[start of Input records]

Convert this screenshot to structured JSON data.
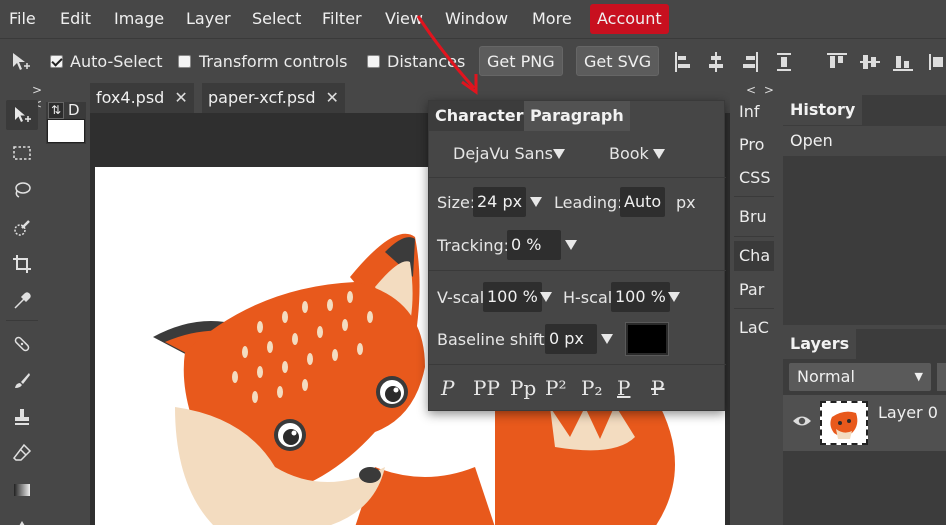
{
  "menu": {
    "items": [
      "File",
      "Edit",
      "Image",
      "Layer",
      "Select",
      "Filter",
      "View",
      "Window",
      "More"
    ],
    "account": "Account",
    "account_color": "#c8101f"
  },
  "options": {
    "auto_select": "Auto-Select",
    "auto_select_checked": true,
    "transform_controls": "Transform controls",
    "transform_controls_checked": false,
    "distances": "Distances",
    "distances_checked": false,
    "get_png": "Get PNG",
    "get_svg": "Get SVG"
  },
  "toolbar": {
    "collapse": "> <",
    "tools": [
      "move-tool",
      "marquee-tool",
      "lasso-tool",
      "quick-select-tool",
      "crop-tool",
      "eyedropper-tool",
      "healing-tool",
      "brush-tool",
      "stamp-tool",
      "eraser-tool",
      "gradient-tool"
    ]
  },
  "swatch": {
    "swap": "⇅",
    "default": "D",
    "primary_color": "#ffffff"
  },
  "doc_tabs": [
    {
      "name": "fox4.psd",
      "close": "✕"
    },
    {
      "name": "paper-xcf.psd",
      "close": "✕"
    }
  ],
  "character_panel": {
    "tab_character": "Character",
    "tab_paragraph": "Paragraph",
    "font_family": "DejaVu Sans",
    "font_style": "Book",
    "size_label": "Size:",
    "size_value": "24 px",
    "leading_label": "Leading:",
    "leading_value": "Auto",
    "leading_unit": "px",
    "tracking_label": "Tracking:",
    "tracking_value": "0 %",
    "vscale_label": "V-scal",
    "vscale_value": "100 %",
    "hscale_label": "H-scal",
    "hscale_value": "100 %",
    "baseline_label": "Baseline shift:",
    "baseline_value": "0 px",
    "color": "#000000",
    "style_buttons": [
      "P",
      "PP",
      "Pp",
      "P²",
      "P₂",
      "P",
      "P"
    ]
  },
  "right_strip": {
    "collapse": "< >",
    "items": [
      "Inf",
      "Pro",
      "CSS",
      "Bru",
      "Cha",
      "Par",
      "LaC"
    ],
    "active": "Cha"
  },
  "history": {
    "title": "History",
    "items": [
      "Open"
    ]
  },
  "layers": {
    "title": "Layers",
    "blend_mode": "Normal",
    "layer_name": "Layer 0"
  }
}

[end of Input records]

> _The task_: Every entry above is to be set down exactly; the pictures are to be left out.

> _Result of the exercise_:
Convert this screenshot to structured JSON data.
{
  "menu": {
    "items": [
      "File",
      "Edit",
      "Image",
      "Layer",
      "Select",
      "Filter",
      "View",
      "Window",
      "More"
    ],
    "account": "Account",
    "account_color": "#c8101f"
  },
  "options": {
    "auto_select": "Auto-Select",
    "auto_select_checked": true,
    "transform_controls": "Transform controls",
    "transform_controls_checked": false,
    "distances": "Distances",
    "distances_checked": false,
    "get_png": "Get PNG",
    "get_svg": "Get SVG"
  },
  "toolbar": {
    "collapse": "> <",
    "tools": [
      "move-tool",
      "marquee-tool",
      "lasso-tool",
      "quick-select-tool",
      "crop-tool",
      "eyedropper-tool",
      "healing-tool",
      "brush-tool",
      "stamp-tool",
      "eraser-tool",
      "gradient-tool"
    ]
  },
  "swatch": {
    "swap": "⇅",
    "default": "D",
    "primary_color": "#ffffff"
  },
  "doc_tabs": [
    {
      "name": "fox4.psd",
      "close": "✕"
    },
    {
      "name": "paper-xcf.psd",
      "close": "✕"
    }
  ],
  "character_panel": {
    "tab_character": "Character",
    "tab_paragraph": "Paragraph",
    "font_family": "DejaVu Sans",
    "font_style": "Book",
    "size_label": "Size:",
    "size_value": "24 px",
    "leading_label": "Leading:",
    "leading_value": "Auto",
    "leading_unit": "px",
    "tracking_label": "Tracking:",
    "tracking_value": "0 %",
    "vscale_label": "V-scal",
    "vscale_value": "100 %",
    "hscale_label": "H-scal",
    "hscale_value": "100 %",
    "baseline_label": "Baseline shift:",
    "baseline_value": "0 px",
    "color": "#000000",
    "style_buttons": [
      "P",
      "PP",
      "Pp",
      "P²",
      "P₂",
      "P",
      "P"
    ]
  },
  "right_strip": {
    "collapse": "< >",
    "items": [
      "Inf",
      "Pro",
      "CSS",
      "Bru",
      "Cha",
      "Par",
      "LaC"
    ],
    "active": "Cha"
  },
  "history": {
    "title": "History",
    "items": [
      "Open"
    ]
  },
  "layers": {
    "title": "Layers",
    "blend_mode": "Normal",
    "layer_name": "Layer 0"
  }
}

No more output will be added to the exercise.